# RAW DATA start

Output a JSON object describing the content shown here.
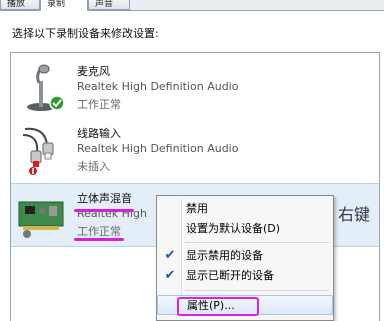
{
  "tabs": [
    {
      "label": "播放"
    },
    {
      "label": "录制"
    },
    {
      "label": "声音"
    }
  ],
  "instruction": "选择以下录制设备来修改设置:",
  "devices": [
    {
      "name": "麦克风",
      "driver": "Realtek High Definition Audio",
      "status": "工作正常",
      "icon": "microphone-icon",
      "badge": "check-badge-icon"
    },
    {
      "name": "线路输入",
      "driver": "Realtek High Definition Audio",
      "status": "未插入",
      "icon": "line-in-cable-icon",
      "badge": "unplugged-badge-icon"
    },
    {
      "name": "立体声混音",
      "driver": "Realtek High",
      "status": "工作正常",
      "icon": "sound-card-icon",
      "badge": "disabled-badge-icon"
    }
  ],
  "annotation": "右键",
  "context_menu": {
    "items": [
      {
        "label": "禁用",
        "checked": false
      },
      {
        "label": "设置为默认设备(D)",
        "checked": false
      },
      {
        "label": "显示禁用的设备",
        "checked": true
      },
      {
        "label": "显示已断开的设备",
        "checked": true
      },
      {
        "label": "属性(P)...",
        "checked": false
      }
    ],
    "check_glyph": "✔"
  },
  "colors": {
    "accent_highlight": "#d61fd6",
    "selection_bg": "#e4eef9",
    "check_color": "#1a56b0"
  }
}
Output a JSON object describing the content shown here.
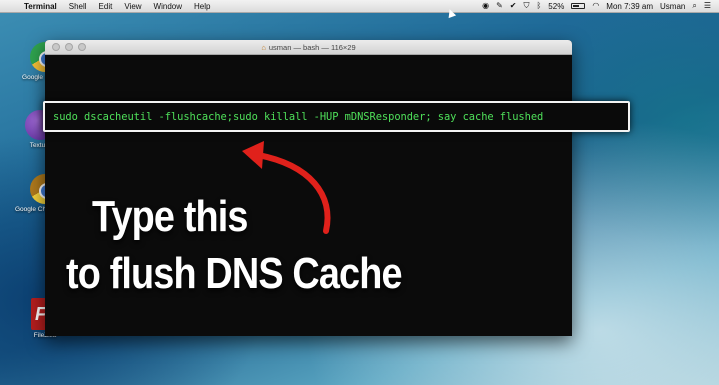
{
  "menubar": {
    "app_name": "Terminal",
    "items": [
      "Shell",
      "Edit",
      "View",
      "Window",
      "Help"
    ],
    "status_icons": [
      "record-icon",
      "feather-icon",
      "checkmark-icon",
      "shield-icon",
      "bluetooth-icon"
    ],
    "battery_level": 0.52,
    "battery_text": "52%",
    "wifi_icon": "wifi-icon",
    "clock": "Mon 7:39 am",
    "user": "Usman"
  },
  "desktop": {
    "icons": [
      {
        "label": "Google Chrome",
        "icon": "chrome-icon"
      },
      {
        "label": "Textual",
        "icon": "textual-icon"
      },
      {
        "label": "Google Chrome Canary",
        "icon": "chrome-canary-icon"
      },
      {
        "label": "FileZilla",
        "icon": "filezilla-icon"
      }
    ]
  },
  "terminal": {
    "title": "usman — bash — 116×29"
  },
  "command": "sudo dscacheutil -flushcache;sudo killall -HUP mDNSResponder; say cache flushed",
  "annotation": {
    "line1": "Type this",
    "line2": "to flush DNS Cache",
    "arrow_color": "#e0211b"
  }
}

# RAW DATA end

THE REQUEST. Reproduce the entries above exactly. Do not include the images.

ANSWER BELOW.
Output a JSON object describing the content shown here.
{
  "tabs": [
    {
      "label": "播放"
    },
    {
      "label": "录制"
    },
    {
      "label": "声音"
    }
  ],
  "instruction": "选择以下录制设备来修改设置:",
  "devices": [
    {
      "name": "麦克风",
      "driver": "Realtek High Definition Audio",
      "status": "工作正常",
      "icon": "microphone-icon",
      "badge": "check-badge-icon"
    },
    {
      "name": "线路输入",
      "driver": "Realtek High Definition Audio",
      "status": "未插入",
      "icon": "line-in-cable-icon",
      "badge": "unplugged-badge-icon"
    },
    {
      "name": "立体声混音",
      "driver": "Realtek High",
      "status": "工作正常",
      "icon": "sound-card-icon",
      "badge": "disabled-badge-icon"
    }
  ],
  "annotation": "右键",
  "context_menu": {
    "items": [
      {
        "label": "禁用",
        "checked": false
      },
      {
        "label": "设置为默认设备(D)",
        "checked": false
      },
      {
        "label": "显示禁用的设备",
        "checked": true
      },
      {
        "label": "显示已断开的设备",
        "checked": true
      },
      {
        "label": "属性(P)...",
        "checked": false
      }
    ],
    "check_glyph": "✔"
  },
  "colors": {
    "accent_highlight": "#d61fd6",
    "selection_bg": "#e4eef9",
    "check_color": "#1a56b0"
  }
}
Output a JSON object describing the content shown here.
{
  "menubar": {
    "app_name": "Terminal",
    "items": [
      "Shell",
      "Edit",
      "View",
      "Window",
      "Help"
    ],
    "status_icons": [
      "record-icon",
      "feather-icon",
      "checkmark-icon",
      "shield-icon",
      "bluetooth-icon"
    ],
    "battery_level": 0.52,
    "battery_text": "52%",
    "wifi_icon": "wifi-icon",
    "clock": "Mon 7:39 am",
    "user": "Usman"
  },
  "desktop": {
    "icons": [
      {
        "label": "Google Chrome",
        "icon": "chrome-icon"
      },
      {
        "label": "Textual",
        "icon": "textual-icon"
      },
      {
        "label": "Google Chrome Canary",
        "icon": "chrome-canary-icon"
      },
      {
        "label": "FileZilla",
        "icon": "filezilla-icon"
      }
    ]
  },
  "terminal": {
    "title": "usman — bash — 116×29"
  },
  "command": "sudo dscacheutil -flushcache;sudo killall -HUP mDNSResponder; say cache flushed",
  "annotation": {
    "line1": "Type this",
    "line2": "to flush DNS Cache",
    "arrow_color": "#e0211b"
  }
}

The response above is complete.